*EXERCISE AIM:*
Take all the material and copy it exactly.
>> Begin
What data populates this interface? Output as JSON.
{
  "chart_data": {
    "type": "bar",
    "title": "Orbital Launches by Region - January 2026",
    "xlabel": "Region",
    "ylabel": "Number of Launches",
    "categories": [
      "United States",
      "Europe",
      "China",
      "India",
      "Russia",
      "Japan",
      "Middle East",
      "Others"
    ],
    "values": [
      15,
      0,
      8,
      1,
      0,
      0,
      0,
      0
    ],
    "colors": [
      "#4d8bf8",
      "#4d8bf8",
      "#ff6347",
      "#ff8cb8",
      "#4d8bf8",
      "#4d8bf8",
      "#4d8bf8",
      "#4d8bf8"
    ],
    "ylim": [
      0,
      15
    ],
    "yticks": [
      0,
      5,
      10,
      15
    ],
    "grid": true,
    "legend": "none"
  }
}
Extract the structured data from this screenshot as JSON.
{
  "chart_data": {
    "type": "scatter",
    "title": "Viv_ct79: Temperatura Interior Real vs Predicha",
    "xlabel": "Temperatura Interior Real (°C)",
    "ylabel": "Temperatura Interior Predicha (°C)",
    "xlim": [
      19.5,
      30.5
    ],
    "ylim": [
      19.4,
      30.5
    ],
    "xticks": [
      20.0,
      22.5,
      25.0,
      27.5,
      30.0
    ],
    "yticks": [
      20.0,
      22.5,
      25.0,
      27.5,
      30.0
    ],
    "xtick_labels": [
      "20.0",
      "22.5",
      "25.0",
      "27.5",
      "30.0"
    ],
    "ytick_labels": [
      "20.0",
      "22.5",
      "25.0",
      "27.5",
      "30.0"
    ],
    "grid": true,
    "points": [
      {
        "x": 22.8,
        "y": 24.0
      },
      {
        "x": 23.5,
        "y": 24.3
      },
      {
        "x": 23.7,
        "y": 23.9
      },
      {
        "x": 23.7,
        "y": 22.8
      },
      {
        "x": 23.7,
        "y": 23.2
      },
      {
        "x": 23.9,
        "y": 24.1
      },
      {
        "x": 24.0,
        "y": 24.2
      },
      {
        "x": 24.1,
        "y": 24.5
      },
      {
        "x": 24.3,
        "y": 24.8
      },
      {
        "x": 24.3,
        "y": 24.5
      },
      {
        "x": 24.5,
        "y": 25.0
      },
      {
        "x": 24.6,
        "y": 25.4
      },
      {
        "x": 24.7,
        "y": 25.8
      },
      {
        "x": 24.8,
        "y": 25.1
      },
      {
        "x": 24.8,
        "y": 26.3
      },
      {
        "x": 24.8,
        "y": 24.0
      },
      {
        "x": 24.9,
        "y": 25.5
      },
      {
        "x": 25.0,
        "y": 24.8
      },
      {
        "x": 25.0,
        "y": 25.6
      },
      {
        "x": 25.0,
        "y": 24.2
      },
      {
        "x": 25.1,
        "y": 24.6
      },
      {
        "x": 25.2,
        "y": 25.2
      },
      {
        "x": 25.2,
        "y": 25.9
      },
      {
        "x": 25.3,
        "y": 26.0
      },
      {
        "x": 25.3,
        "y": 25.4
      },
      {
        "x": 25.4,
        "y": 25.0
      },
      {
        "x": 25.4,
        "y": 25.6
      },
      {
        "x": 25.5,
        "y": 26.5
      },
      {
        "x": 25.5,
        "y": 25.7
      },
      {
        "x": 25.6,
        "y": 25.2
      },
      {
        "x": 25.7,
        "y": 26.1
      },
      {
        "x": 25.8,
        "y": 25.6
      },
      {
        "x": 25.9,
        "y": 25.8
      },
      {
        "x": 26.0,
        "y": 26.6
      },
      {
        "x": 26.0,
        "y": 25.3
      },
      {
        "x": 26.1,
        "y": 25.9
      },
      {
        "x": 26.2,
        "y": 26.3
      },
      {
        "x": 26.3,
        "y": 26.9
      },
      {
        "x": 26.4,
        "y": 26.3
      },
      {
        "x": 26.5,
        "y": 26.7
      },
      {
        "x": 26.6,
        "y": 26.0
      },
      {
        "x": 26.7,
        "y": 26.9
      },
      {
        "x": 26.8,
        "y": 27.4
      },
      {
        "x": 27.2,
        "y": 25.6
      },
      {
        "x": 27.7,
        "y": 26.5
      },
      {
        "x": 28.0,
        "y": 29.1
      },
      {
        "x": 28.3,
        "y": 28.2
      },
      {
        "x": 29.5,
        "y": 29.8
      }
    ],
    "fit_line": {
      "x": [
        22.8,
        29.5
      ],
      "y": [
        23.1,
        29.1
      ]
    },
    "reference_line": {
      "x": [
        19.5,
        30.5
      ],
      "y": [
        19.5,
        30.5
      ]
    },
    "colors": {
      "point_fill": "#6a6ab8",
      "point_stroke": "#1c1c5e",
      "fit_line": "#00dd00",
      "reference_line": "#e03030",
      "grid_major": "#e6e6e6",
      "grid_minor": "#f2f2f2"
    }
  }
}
>> End
*THE RESULT:*
What data populates this interface? Output as JSON.
{
  "chart_data": {
    "type": "bar",
    "title": "Orbital Launches by Region - January 2026",
    "xlabel": "Region",
    "ylabel": "Number of Launches",
    "categories": [
      "United States",
      "Europe",
      "China",
      "India",
      "Russia",
      "Japan",
      "Middle East",
      "Others"
    ],
    "values": [
      15,
      0,
      8,
      1,
      0,
      0,
      0,
      0
    ],
    "colors": [
      "#4d8bf8",
      "#4d8bf8",
      "#ff6347",
      "#ff8cb8",
      "#4d8bf8",
      "#4d8bf8",
      "#4d8bf8",
      "#4d8bf8"
    ],
    "ylim": [
      0,
      15
    ],
    "yticks": [
      0,
      5,
      10,
      15
    ],
    "grid": true,
    "legend": "none"
  }
}
Extract the structured data from this screenshot as JSON.
{
  "chart_data": {
    "type": "scatter",
    "title": "Viv_ct79: Temperatura Interior Real vs Predicha",
    "xlabel": "Temperatura Interior Real (°C)",
    "ylabel": "Temperatura Interior Predicha (°C)",
    "xlim": [
      19.5,
      30.5
    ],
    "ylim": [
      19.4,
      30.5
    ],
    "xticks": [
      20.0,
      22.5,
      25.0,
      27.5,
      30.0
    ],
    "yticks": [
      20.0,
      22.5,
      25.0,
      27.5,
      30.0
    ],
    "xtick_labels": [
      "20.0",
      "22.5",
      "25.0",
      "27.5",
      "30.0"
    ],
    "ytick_labels": [
      "20.0",
      "22.5",
      "25.0",
      "27.5",
      "30.0"
    ],
    "grid": true,
    "points": [
      {
        "x": 22.8,
        "y": 24.0
      },
      {
        "x": 23.5,
        "y": 24.3
      },
      {
        "x": 23.7,
        "y": 23.9
      },
      {
        "x": 23.7,
        "y": 22.8
      },
      {
        "x": 23.7,
        "y": 23.2
      },
      {
        "x": 23.9,
        "y": 24.1
      },
      {
        "x": 24.0,
        "y": 24.2
      },
      {
        "x": 24.1,
        "y": 24.5
      },
      {
        "x": 24.3,
        "y": 24.8
      },
      {
        "x": 24.3,
        "y": 24.5
      },
      {
        "x": 24.5,
        "y": 25.0
      },
      {
        "x": 24.6,
        "y": 25.4
      },
      {
        "x": 24.7,
        "y": 25.8
      },
      {
        "x": 24.8,
        "y": 25.1
      },
      {
        "x": 24.8,
        "y": 26.3
      },
      {
        "x": 24.8,
        "y": 24.0
      },
      {
        "x": 24.9,
        "y": 25.5
      },
      {
        "x": 25.0,
        "y": 24.8
      },
      {
        "x": 25.0,
        "y": 25.6
      },
      {
        "x": 25.0,
        "y": 24.2
      },
      {
        "x": 25.1,
        "y": 24.6
      },
      {
        "x": 25.2,
        "y": 25.2
      },
      {
        "x": 25.2,
        "y": 25.9
      },
      {
        "x": 25.3,
        "y": 26.0
      },
      {
        "x": 25.3,
        "y": 25.4
      },
      {
        "x": 25.4,
        "y": 25.0
      },
      {
        "x": 25.4,
        "y": 25.6
      },
      {
        "x": 25.5,
        "y": 26.5
      },
      {
        "x": 25.5,
        "y": 25.7
      },
      {
        "x": 25.6,
        "y": 25.2
      },
      {
        "x": 25.7,
        "y": 26.1
      },
      {
        "x": 25.8,
        "y": 25.6
      },
      {
        "x": 25.9,
        "y": 25.8
      },
      {
        "x": 26.0,
        "y": 26.6
      },
      {
        "x": 26.0,
        "y": 25.3
      },
      {
        "x": 26.1,
        "y": 25.9
      },
      {
        "x": 26.2,
        "y": 26.3
      },
      {
        "x": 26.3,
        "y": 26.9
      },
      {
        "x": 26.4,
        "y": 26.3
      },
      {
        "x": 26.5,
        "y": 26.7
      },
      {
        "x": 26.6,
        "y": 26.0
      },
      {
        "x": 26.7,
        "y": 26.9
      },
      {
        "x": 26.8,
        "y": 27.4
      },
      {
        "x": 27.2,
        "y": 25.6
      },
      {
        "x": 27.7,
        "y": 26.5
      },
      {
        "x": 28.0,
        "y": 29.1
      },
      {
        "x": 28.3,
        "y": 28.2
      },
      {
        "x": 29.5,
        "y": 29.8
      }
    ],
    "fit_line": {
      "x": [
        22.8,
        29.5
      ],
      "y": [
        23.1,
        29.1
      ]
    },
    "reference_line": {
      "x": [
        19.5,
        30.5
      ],
      "y": [
        19.5,
        30.5
      ]
    },
    "colors": {
      "point_fill": "#6a6ab8",
      "point_stroke": "#1c1c5e",
      "fit_line": "#00dd00",
      "reference_line": "#e03030",
      "grid_major": "#e6e6e6",
      "grid_minor": "#f2f2f2"
    }
  }
}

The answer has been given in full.